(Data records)
************

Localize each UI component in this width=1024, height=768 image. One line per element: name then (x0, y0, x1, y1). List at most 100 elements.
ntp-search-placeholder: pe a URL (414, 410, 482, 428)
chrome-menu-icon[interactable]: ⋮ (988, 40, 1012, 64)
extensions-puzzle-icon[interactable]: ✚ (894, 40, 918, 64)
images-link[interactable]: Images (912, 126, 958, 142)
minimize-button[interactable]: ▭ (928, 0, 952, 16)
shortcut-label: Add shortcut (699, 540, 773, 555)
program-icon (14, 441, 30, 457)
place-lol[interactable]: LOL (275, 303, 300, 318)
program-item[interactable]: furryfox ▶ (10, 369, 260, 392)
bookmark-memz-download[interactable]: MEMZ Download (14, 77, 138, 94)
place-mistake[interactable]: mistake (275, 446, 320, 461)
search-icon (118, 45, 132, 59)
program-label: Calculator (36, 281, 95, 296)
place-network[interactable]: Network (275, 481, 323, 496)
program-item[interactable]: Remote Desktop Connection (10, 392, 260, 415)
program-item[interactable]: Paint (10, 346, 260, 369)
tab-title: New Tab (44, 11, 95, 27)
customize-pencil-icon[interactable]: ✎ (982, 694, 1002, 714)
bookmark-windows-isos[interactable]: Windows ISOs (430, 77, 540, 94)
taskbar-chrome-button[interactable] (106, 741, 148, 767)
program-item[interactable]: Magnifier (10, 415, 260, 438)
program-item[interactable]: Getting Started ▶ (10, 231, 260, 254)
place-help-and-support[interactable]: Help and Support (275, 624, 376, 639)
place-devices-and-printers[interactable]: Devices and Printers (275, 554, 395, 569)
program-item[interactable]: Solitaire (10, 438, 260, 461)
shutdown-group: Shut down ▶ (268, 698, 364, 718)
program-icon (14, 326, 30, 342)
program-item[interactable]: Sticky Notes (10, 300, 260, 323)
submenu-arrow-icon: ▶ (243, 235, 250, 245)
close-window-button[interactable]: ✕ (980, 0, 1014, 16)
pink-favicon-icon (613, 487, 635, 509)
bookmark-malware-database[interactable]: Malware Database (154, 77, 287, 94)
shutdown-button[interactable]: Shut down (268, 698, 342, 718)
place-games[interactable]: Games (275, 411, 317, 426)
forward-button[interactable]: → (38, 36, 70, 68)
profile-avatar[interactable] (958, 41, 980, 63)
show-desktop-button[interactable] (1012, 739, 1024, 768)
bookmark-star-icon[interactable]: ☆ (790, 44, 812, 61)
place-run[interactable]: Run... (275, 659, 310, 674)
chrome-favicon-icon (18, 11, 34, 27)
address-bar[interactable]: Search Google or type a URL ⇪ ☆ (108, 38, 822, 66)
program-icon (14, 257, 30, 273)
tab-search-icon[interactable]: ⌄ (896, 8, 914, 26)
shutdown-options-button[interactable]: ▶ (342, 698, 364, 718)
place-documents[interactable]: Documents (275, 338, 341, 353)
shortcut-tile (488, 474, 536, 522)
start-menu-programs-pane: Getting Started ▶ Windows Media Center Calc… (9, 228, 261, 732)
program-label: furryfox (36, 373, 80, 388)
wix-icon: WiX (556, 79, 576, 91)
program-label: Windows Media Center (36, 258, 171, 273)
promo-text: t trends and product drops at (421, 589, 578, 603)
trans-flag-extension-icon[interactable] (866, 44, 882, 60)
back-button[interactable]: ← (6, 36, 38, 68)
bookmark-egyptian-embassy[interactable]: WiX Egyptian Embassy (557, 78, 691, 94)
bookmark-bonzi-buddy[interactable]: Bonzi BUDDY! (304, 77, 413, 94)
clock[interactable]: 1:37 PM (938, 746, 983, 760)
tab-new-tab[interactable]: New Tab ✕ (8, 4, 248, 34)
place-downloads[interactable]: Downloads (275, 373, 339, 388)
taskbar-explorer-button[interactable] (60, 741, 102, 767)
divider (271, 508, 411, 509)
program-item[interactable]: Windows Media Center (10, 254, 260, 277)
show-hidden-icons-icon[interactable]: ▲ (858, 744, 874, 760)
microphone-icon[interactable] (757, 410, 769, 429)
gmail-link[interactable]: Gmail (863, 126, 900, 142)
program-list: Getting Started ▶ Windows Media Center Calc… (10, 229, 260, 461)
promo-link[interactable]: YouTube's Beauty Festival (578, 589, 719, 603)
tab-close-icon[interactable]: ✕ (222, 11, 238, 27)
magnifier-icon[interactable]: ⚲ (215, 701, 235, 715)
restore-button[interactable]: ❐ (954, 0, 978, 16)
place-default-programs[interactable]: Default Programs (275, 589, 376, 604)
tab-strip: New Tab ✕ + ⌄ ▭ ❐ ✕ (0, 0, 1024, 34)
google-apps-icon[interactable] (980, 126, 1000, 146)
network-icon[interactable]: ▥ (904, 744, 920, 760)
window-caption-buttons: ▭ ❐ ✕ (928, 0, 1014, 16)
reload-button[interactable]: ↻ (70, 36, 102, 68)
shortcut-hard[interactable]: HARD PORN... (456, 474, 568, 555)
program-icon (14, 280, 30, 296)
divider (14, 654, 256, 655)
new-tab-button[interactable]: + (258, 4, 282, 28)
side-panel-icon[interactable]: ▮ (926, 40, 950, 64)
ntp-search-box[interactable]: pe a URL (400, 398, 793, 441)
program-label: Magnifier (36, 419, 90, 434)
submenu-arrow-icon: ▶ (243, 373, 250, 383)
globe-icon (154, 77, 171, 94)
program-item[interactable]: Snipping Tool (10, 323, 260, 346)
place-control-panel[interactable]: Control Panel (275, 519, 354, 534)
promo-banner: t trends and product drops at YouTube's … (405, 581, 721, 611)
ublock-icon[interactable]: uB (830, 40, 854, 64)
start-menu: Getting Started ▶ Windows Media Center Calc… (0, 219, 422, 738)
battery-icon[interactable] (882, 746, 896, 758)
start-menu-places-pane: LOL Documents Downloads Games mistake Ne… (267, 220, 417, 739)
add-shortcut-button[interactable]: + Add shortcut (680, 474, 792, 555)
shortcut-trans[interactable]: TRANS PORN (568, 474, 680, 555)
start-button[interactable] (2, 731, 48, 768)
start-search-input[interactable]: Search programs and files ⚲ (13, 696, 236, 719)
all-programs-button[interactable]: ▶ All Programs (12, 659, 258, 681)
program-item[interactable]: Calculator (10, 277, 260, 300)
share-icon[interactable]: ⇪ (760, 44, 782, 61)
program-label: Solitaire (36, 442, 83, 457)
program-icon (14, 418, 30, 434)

************

Format every line of the material above as a Markdown table with the columns Row and Line, and skip any blank lines.

-- Answer to this exercise --
| Row | Line |
|---|---|
| 1 | Localize each UI component in this width=1024, height=768 image. One line per element: name then (x0, y0, x1, y1). List at most 100 elements. |
| 2 | ntp-search-placeholder: pe a URL (414, 410, 482, 428) |
| 3 | chrome-menu-icon[interactable]: ⋮ (988, 40, 1012, 64) |
| 4 | extensions-puzzle-icon[interactable]: ✚ (894, 40, 918, 64) |
| 5 | images-link[interactable]: Images (912, 126, 958, 142) |
| 6 | minimize-button[interactable]: ▭ (928, 0, 952, 16) |
| 7 | shortcut-label: Add shortcut (699, 540, 773, 555) |
| 8 | program-icon (14, 441, 30, 457) |
| 9 | place-lol[interactable]: LOL (275, 303, 300, 318) |
| 10 | program-item[interactable]: furryfox ▶ (10, 369, 260, 392) |
| 11 | bookmark-memz-download[interactable]: MEMZ Download (14, 77, 138, 94) |
| 12 | place-mistake[interactable]: mistake (275, 446, 320, 461) |
| 13 | search-icon (118, 45, 132, 59) |
| 14 | program-label: Calculator (36, 281, 95, 296) |
| 15 | place-network[interactable]: Network (275, 481, 323, 496) |
| 16 | program-item[interactable]: Remote Desktop Connection (10, 392, 260, 415) |
| 17 | program-item[interactable]: Paint (10, 346, 260, 369) |
| 18 | tab-title: New Tab (44, 11, 95, 27) |
| 19 | customize-pencil-icon[interactable]: ✎ (982, 694, 1002, 714) |
| 20 | bookmark-windows-isos[interactable]: Windows ISOs (430, 77, 540, 94) |
| 21 | taskbar-chrome-button[interactable] (106, 741, 148, 767) |
| 22 | program-item[interactable]: Magnifier (10, 415, 260, 438) |
| 23 | program-item[interactable]: Getting Started ▶ (10, 231, 260, 254) |
| 24 | place-help-and-support[interactable]: Help and Support (275, 624, 376, 639) |
| 25 | place-devices-and-printers[interactable]: Devices and Printers (275, 554, 395, 569) |
| 26 | program-item[interactable]: Solitaire (10, 438, 260, 461) |
| 27 | shutdown-group: Shut down ▶ (268, 698, 364, 718) |
| 28 | program-icon (14, 326, 30, 342) |
| 29 | program-item[interactable]: Sticky Notes (10, 300, 260, 323) |
| 30 | submenu-arrow-icon: ▶ (243, 235, 250, 245) |
| 31 | close-window-button[interactable]: ✕ (980, 0, 1014, 16) |
| 32 | pink-favicon-icon (613, 487, 635, 509) |
| 33 | bookmark-malware-database[interactable]: Malware Database (154, 77, 287, 94) |
| 34 | shutdown-button[interactable]: Shut down (268, 698, 342, 718) |
| 35 | place-games[interactable]: Games (275, 411, 317, 426) |
| 36 | forward-button[interactable]: → (38, 36, 70, 68) |
| 37 | profile-avatar[interactable] (958, 41, 980, 63) |
| 38 | show-desktop-button[interactable] (1012, 739, 1024, 768) |
| 39 | bookmark-star-icon[interactable]: ☆ (790, 44, 812, 61) |
| 40 | place-run[interactable]: Run... (275, 659, 310, 674) |
| 41 | chrome-favicon-icon (18, 11, 34, 27) |
| 42 | address-bar[interactable]: Search Google or type a URL ⇪ ☆ (108, 38, 822, 66) |
| 43 | program-icon (14, 257, 30, 273) |
| 44 | tab-search-icon[interactable]: ⌄ (896, 8, 914, 26) |
| 45 | shutdown-options-button[interactable]: ▶ (342, 698, 364, 718) |
| 46 | place-documents[interactable]: Documents (275, 338, 341, 353) |
| 47 | shortcut-tile (488, 474, 536, 522) |
| 48 | start-menu-programs-pane: Getting Started ▶ Windows Media Center Calc… (9, 228, 261, 732) |
| 49 | program-label: furryfox (36, 373, 80, 388) |
| 50 | wix-icon: WiX (556, 79, 576, 91) |
| 51 | program-label: Windows Media Center (36, 258, 171, 273) |
| 52 | promo-text: t trends and product drops at (421, 589, 578, 603) |
| 53 | trans-flag-extension-icon[interactable] (866, 44, 882, 60) |
| 54 | back-button[interactable]: ← (6, 36, 38, 68) |
| 55 | bookmark-egyptian-embassy[interactable]: WiX Egyptian Embassy (557, 78, 691, 94) |
| 56 | bookmark-bonzi-buddy[interactable]: Bonzi BUDDY! (304, 77, 413, 94) |
| 57 | clock[interactable]: 1:37 PM (938, 746, 983, 760) |
| 58 | tab-new-tab[interactable]: New Tab ✕ (8, 4, 248, 34) |
| 59 | place-downloads[interactable]: Downloads (275, 373, 339, 388) |
| 60 | taskbar-explorer-button[interactable] (60, 741, 102, 767) |
| 61 | divider (271, 508, 411, 509) |
| 62 | program-item[interactable]: Windows Media Center (10, 254, 260, 277) |
| 63 | show-hidden-icons-icon[interactable]: ▲ (858, 744, 874, 760) |
| 64 | microphone-icon[interactable] (757, 410, 769, 429) |
| 65 | gmail-link[interactable]: Gmail (863, 126, 900, 142) |
| 66 | program-list: Getting Started ▶ Windows Media Center Calc… (10, 229, 260, 461) |
| 67 | promo-link[interactable]: YouTube's Beauty Festival (578, 589, 719, 603) |
| 68 | tab-close-icon[interactable]: ✕ (222, 11, 238, 27) |
| 69 | magnifier-icon[interactable]: ⚲ (215, 701, 235, 715) |
| 70 | restore-button[interactable]: ❐ (954, 0, 978, 16) |
| 71 | place-default-programs[interactable]: Default Programs (275, 589, 376, 604) |
| 72 | tab-strip: New Tab ✕ + ⌄ ▭ ❐ ✕ (0, 0, 1024, 34) |
| 73 | google-apps-icon[interactable] (980, 126, 1000, 146) |
| 74 | network-icon[interactable]: ▥ (904, 744, 920, 760) |
| 75 | window-caption-buttons: ▭ ❐ ✕ (928, 0, 1014, 16) |
| 76 | reload-button[interactable]: ↻ (70, 36, 102, 68) |
| 77 | shortcut-hard[interactable]: HARD PORN... (456, 474, 568, 555) |
| 78 | program-icon (14, 280, 30, 296) |
| 79 | divider (14, 654, 256, 655) |
| 80 | new-tab-button[interactable]: + (258, 4, 282, 28) |
| 81 | side-panel-icon[interactable]: ▮ (926, 40, 950, 64) |
| 82 | ntp-search-box[interactable]: pe a URL (400, 398, 793, 441) |
| 83 | program-label: Magnifier (36, 419, 90, 434) |
| 84 | submenu-arrow-icon: ▶ (243, 373, 250, 383) |
| 85 | globe-icon (154, 77, 171, 94) |
| 86 | program-item[interactable]: Snipping Tool (10, 323, 260, 346) |
| 87 | place-control-panel[interactable]: Control Panel (275, 519, 354, 534) |
| 88 | promo-banner: t trends and product drops at YouTube's … (405, 581, 721, 611) |
| 89 | ublock-icon[interactable]: uB (830, 40, 854, 64) |
| 90 | start-menu: Getting Started ▶ Windows Media Center Calc… (0, 219, 422, 738) |
| 91 | battery-icon[interactable] (882, 746, 896, 758) |
| 92 | start-menu-places-pane: LOL Documents Downloads Games mistake Ne… (267, 220, 417, 739) |
| 93 | add-shortcut-button[interactable]: + Add shortcut (680, 474, 792, 555) |
| 94 | shortcut-trans[interactable]: TRANS PORN (568, 474, 680, 555) |
| 95 | start-button[interactable] (2, 731, 48, 768) |
| 96 | start-search-input[interactable]: Search programs and files ⚲ (13, 696, 236, 719) |
| 97 | all-programs-button[interactable]: ▶ All Programs (12, 659, 258, 681) |
| 98 | program-item[interactable]: Calculator (10, 277, 260, 300) |
| 99 | share-icon[interactable]: ⇪ (760, 44, 782, 61) |
| 100 | program-label: Solitaire (36, 442, 83, 457) |
| 101 | program-icon (14, 418, 30, 434) |